◆ Supplied information
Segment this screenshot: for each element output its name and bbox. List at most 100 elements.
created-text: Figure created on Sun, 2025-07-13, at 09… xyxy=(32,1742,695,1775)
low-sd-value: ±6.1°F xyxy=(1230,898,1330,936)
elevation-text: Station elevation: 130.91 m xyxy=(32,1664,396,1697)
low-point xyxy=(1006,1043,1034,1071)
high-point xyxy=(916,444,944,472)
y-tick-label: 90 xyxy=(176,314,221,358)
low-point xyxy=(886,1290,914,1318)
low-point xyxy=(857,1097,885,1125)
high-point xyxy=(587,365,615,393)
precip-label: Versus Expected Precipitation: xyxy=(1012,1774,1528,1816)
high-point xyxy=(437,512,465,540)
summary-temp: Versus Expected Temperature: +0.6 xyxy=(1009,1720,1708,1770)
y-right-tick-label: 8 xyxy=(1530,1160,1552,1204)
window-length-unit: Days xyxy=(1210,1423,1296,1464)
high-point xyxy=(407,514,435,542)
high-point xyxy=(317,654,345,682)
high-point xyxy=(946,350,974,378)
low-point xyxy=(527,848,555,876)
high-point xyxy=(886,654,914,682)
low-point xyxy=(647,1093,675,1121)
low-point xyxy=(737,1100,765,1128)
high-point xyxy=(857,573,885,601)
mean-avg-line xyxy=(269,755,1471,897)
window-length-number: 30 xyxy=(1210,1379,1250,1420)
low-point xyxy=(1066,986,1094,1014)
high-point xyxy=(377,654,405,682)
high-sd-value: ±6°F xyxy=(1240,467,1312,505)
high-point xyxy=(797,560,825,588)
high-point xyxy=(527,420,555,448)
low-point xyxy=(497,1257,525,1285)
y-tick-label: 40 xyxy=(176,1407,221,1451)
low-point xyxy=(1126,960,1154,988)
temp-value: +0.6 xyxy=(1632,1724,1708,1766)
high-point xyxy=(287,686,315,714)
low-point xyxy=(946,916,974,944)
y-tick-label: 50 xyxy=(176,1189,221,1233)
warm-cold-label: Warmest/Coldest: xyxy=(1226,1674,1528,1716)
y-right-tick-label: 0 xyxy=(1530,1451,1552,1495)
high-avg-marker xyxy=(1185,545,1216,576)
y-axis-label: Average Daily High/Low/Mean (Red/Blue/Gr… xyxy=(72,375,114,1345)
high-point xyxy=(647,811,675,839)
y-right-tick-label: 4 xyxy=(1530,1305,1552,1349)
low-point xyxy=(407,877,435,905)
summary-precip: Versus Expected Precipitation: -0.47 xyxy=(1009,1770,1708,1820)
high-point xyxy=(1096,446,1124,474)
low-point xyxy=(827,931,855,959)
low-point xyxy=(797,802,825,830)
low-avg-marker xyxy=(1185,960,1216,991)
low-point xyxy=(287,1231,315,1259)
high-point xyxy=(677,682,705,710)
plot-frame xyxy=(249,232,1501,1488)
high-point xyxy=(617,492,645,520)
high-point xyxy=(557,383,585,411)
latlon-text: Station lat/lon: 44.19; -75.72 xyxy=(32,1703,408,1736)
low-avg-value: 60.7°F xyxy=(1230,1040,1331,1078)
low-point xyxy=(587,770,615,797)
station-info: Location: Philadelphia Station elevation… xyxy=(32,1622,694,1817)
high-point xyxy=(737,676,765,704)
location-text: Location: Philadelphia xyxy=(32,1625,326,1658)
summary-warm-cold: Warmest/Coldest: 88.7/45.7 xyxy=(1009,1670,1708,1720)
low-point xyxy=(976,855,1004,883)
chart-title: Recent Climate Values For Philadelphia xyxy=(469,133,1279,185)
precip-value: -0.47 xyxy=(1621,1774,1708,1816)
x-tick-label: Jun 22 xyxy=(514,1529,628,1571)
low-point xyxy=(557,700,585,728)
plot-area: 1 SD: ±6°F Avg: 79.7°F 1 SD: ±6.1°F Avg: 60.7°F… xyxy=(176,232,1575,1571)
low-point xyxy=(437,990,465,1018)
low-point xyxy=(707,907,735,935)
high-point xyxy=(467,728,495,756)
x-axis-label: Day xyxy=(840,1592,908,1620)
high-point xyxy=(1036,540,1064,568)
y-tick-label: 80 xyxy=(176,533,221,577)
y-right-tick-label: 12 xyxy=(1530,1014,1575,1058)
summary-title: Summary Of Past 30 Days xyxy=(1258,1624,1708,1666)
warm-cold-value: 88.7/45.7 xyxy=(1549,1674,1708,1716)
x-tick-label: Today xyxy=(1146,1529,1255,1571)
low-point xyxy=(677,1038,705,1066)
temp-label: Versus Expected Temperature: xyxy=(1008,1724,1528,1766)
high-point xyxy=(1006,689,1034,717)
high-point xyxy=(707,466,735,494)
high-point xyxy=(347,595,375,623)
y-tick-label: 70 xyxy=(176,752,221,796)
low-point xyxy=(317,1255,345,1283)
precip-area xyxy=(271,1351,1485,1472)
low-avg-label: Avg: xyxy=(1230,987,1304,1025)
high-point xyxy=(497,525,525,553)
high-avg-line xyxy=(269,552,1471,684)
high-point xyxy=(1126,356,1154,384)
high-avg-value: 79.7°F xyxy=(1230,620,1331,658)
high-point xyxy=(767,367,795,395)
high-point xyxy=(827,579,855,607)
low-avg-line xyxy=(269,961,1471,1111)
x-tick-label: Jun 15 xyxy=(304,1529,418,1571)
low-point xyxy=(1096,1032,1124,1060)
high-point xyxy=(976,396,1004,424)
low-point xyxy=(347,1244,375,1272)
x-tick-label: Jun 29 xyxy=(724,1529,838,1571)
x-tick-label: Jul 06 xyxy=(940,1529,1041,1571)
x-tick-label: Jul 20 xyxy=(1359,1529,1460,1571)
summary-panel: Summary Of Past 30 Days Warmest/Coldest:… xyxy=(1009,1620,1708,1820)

◆ What you need to do
Reproduce the lines above verbatim, without altering any character.

◆ Output
Segment this screenshot: for each element output its name and bbox. List at most 100 elements.
created-text: Figure created on Sun, 2025-07-13, at 09… xyxy=(32,1742,695,1775)
low-sd-value: ±6.1°F xyxy=(1230,898,1330,936)
elevation-text: Station elevation: 130.91 m xyxy=(32,1664,396,1697)
low-point xyxy=(1006,1043,1034,1071)
high-point xyxy=(916,444,944,472)
y-tick-label: 90 xyxy=(176,314,221,358)
low-point xyxy=(886,1290,914,1318)
low-point xyxy=(857,1097,885,1125)
high-point xyxy=(587,365,615,393)
precip-label: Versus Expected Precipitation: xyxy=(1012,1774,1528,1816)
high-point xyxy=(437,512,465,540)
summary-temp: Versus Expected Temperature: +0.6 xyxy=(1009,1720,1708,1770)
y-right-tick-label: 8 xyxy=(1530,1160,1552,1204)
window-length-unit: Days xyxy=(1210,1423,1296,1464)
high-point xyxy=(407,514,435,542)
high-point xyxy=(317,654,345,682)
high-point xyxy=(946,350,974,378)
low-point xyxy=(527,848,555,876)
high-point xyxy=(886,654,914,682)
low-point xyxy=(647,1093,675,1121)
low-point xyxy=(737,1100,765,1128)
high-point xyxy=(857,573,885,601)
mean-avg-line xyxy=(269,755,1471,897)
window-length-number: 30 xyxy=(1210,1379,1250,1420)
low-point xyxy=(1066,986,1094,1014)
high-point xyxy=(377,654,405,682)
high-sd-value: ±6°F xyxy=(1240,467,1312,505)
high-point xyxy=(797,560,825,588)
high-point xyxy=(527,420,555,448)
low-point xyxy=(497,1257,525,1285)
y-tick-label: 40 xyxy=(176,1407,221,1451)
low-point xyxy=(1126,960,1154,988)
temp-value: +0.6 xyxy=(1632,1724,1708,1766)
high-point xyxy=(287,686,315,714)
low-point xyxy=(946,916,974,944)
y-tick-label: 50 xyxy=(176,1189,221,1233)
warm-cold-label: Warmest/Coldest: xyxy=(1226,1674,1528,1716)
y-right-tick-label: 0 xyxy=(1530,1451,1552,1495)
high-avg-marker xyxy=(1185,545,1216,576)
y-axis-label: Average Daily High/Low/Mean (Red/Blue/Gr… xyxy=(72,375,114,1345)
high-point xyxy=(647,811,675,839)
y-right-tick-label: 4 xyxy=(1530,1305,1552,1349)
low-point xyxy=(407,877,435,905)
summary-precip: Versus Expected Precipitation: -0.47 xyxy=(1009,1770,1708,1820)
high-point xyxy=(1096,446,1124,474)
low-point xyxy=(827,931,855,959)
low-point xyxy=(797,802,825,830)
low-avg-marker xyxy=(1185,960,1216,991)
low-point xyxy=(287,1231,315,1259)
high-point xyxy=(677,682,705,710)
plot-frame xyxy=(249,232,1501,1488)
high-point xyxy=(617,492,645,520)
high-point xyxy=(557,383,585,411)
latlon-text: Station lat/lon: 44.19; -75.72 xyxy=(32,1703,408,1736)
low-avg-value: 60.7°F xyxy=(1230,1040,1331,1078)
low-point xyxy=(587,770,615,797)
station-info: Location: Philadelphia Station elevation… xyxy=(32,1622,694,1817)
high-point xyxy=(737,676,765,704)
location-text: Location: Philadelphia xyxy=(32,1625,326,1658)
summary-warm-cold: Warmest/Coldest: 88.7/45.7 xyxy=(1009,1670,1708,1720)
low-point xyxy=(976,855,1004,883)
chart-title: Recent Climate Values For Philadelphia xyxy=(469,133,1279,185)
precip-value: -0.47 xyxy=(1621,1774,1708,1816)
x-tick-label: Jun 22 xyxy=(514,1529,628,1571)
low-point xyxy=(557,700,585,728)
plot-area: 1 SD: ±6°F Avg: 79.7°F 1 SD: ±6.1°F Avg: 60.7°F… xyxy=(176,232,1575,1571)
low-point xyxy=(437,990,465,1018)
low-point xyxy=(707,907,735,935)
high-point xyxy=(467,728,495,756)
x-axis-label: Day xyxy=(840,1592,908,1620)
high-point xyxy=(1036,540,1064,568)
y-tick-label: 80 xyxy=(176,533,221,577)
y-right-tick-label: 12 xyxy=(1530,1014,1575,1058)
summary-title: Summary Of Past 30 Days xyxy=(1258,1624,1708,1666)
warm-cold-value: 88.7/45.7 xyxy=(1549,1674,1708,1716)
x-tick-label: Today xyxy=(1146,1529,1255,1571)
low-point xyxy=(677,1038,705,1066)
temp-label: Versus Expected Temperature: xyxy=(1008,1724,1528,1766)
high-point xyxy=(1006,689,1034,717)
high-point xyxy=(707,466,735,494)
high-point xyxy=(347,595,375,623)
y-tick-label: 70 xyxy=(176,752,221,796)
low-point xyxy=(317,1255,345,1283)
precip-area xyxy=(271,1351,1485,1472)
low-avg-label: Avg: xyxy=(1230,987,1304,1025)
high-point xyxy=(497,525,525,553)
high-avg-line xyxy=(269,552,1471,684)
high-point xyxy=(1126,356,1154,384)
high-avg-value: 79.7°F xyxy=(1230,620,1331,658)
high-point xyxy=(767,367,795,395)
high-point xyxy=(827,579,855,607)
low-avg-line xyxy=(269,961,1471,1111)
x-tick-label: Jun 15 xyxy=(304,1529,418,1571)
low-point xyxy=(1096,1032,1124,1060)
high-point xyxy=(976,396,1004,424)
low-point xyxy=(347,1244,375,1272)
x-tick-label: Jun 29 xyxy=(724,1529,838,1571)
x-tick-label: Jul 06 xyxy=(940,1529,1041,1571)
x-tick-label: Jul 20 xyxy=(1359,1529,1460,1571)
summary-panel: Summary Of Past 30 Days Warmest/Coldest:… xyxy=(1009,1620,1708,1820)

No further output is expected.